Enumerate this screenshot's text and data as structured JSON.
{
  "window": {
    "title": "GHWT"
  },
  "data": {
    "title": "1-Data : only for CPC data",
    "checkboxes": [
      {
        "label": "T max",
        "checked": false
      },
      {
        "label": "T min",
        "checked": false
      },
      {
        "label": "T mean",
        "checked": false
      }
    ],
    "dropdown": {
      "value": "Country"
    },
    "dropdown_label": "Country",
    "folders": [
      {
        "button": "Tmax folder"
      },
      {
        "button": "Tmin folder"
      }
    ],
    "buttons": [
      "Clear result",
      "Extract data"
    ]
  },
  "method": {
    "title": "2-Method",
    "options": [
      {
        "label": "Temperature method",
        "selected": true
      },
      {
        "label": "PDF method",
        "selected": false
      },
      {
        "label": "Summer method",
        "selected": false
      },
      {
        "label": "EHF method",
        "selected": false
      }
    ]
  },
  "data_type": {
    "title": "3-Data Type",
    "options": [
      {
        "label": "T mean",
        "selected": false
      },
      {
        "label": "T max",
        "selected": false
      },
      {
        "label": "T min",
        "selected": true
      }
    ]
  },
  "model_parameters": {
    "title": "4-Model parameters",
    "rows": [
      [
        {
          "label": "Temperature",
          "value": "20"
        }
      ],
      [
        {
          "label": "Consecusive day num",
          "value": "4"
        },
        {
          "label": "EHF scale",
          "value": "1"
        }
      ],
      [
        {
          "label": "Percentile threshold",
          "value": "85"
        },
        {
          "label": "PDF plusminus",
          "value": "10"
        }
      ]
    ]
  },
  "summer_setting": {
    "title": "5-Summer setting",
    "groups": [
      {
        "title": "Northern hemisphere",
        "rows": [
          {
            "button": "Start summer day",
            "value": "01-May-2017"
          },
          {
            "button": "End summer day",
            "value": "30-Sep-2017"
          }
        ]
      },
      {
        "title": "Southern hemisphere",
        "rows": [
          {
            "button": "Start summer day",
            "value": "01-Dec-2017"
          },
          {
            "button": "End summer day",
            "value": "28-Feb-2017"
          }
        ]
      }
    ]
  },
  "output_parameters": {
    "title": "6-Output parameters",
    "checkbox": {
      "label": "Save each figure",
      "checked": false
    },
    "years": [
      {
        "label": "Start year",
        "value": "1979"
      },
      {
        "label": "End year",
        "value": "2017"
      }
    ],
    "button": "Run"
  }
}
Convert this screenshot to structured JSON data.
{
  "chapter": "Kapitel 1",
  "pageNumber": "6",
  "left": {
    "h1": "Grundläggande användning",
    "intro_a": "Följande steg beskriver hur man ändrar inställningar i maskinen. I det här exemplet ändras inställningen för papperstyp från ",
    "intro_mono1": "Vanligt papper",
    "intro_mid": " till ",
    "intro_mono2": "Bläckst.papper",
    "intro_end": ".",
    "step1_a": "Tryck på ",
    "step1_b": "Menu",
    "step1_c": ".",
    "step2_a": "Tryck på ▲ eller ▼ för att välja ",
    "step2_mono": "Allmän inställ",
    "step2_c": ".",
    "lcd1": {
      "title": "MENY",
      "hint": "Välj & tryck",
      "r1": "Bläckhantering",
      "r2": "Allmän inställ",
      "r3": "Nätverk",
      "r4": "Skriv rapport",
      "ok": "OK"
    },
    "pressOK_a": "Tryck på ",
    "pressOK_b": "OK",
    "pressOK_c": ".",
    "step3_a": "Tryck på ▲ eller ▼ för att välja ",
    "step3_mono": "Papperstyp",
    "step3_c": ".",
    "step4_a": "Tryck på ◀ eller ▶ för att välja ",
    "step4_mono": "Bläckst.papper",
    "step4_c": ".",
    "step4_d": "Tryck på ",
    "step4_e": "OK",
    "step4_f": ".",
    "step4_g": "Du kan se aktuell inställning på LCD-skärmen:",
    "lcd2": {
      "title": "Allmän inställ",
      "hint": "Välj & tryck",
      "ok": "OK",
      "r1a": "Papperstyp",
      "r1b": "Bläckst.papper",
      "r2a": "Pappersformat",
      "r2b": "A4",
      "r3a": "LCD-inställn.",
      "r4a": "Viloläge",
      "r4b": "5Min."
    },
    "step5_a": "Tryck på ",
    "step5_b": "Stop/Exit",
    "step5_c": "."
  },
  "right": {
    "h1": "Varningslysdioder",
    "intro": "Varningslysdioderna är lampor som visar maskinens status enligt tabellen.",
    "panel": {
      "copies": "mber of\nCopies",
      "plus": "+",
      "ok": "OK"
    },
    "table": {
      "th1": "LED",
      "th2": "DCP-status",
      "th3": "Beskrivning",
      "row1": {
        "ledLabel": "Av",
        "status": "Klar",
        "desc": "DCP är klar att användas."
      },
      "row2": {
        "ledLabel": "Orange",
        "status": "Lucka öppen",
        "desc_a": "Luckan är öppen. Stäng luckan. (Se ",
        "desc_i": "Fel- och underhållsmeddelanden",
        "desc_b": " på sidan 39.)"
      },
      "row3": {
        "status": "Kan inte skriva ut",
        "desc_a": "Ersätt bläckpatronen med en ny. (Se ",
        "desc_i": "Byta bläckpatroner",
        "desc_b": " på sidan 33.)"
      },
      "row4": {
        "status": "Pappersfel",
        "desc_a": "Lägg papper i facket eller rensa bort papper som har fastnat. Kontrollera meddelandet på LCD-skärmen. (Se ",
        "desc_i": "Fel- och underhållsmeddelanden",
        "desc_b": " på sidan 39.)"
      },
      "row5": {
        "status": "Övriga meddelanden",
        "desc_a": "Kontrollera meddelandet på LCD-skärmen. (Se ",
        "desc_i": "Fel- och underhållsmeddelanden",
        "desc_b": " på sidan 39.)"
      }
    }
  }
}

What you are asked to do
Filter the data, keeping only the lines that contain "Allmän".

Response to the exercise
    "step2_mono": "Allmän inställ",
      "r2": "Allmän inställ",
      "title": "Allmän inställ",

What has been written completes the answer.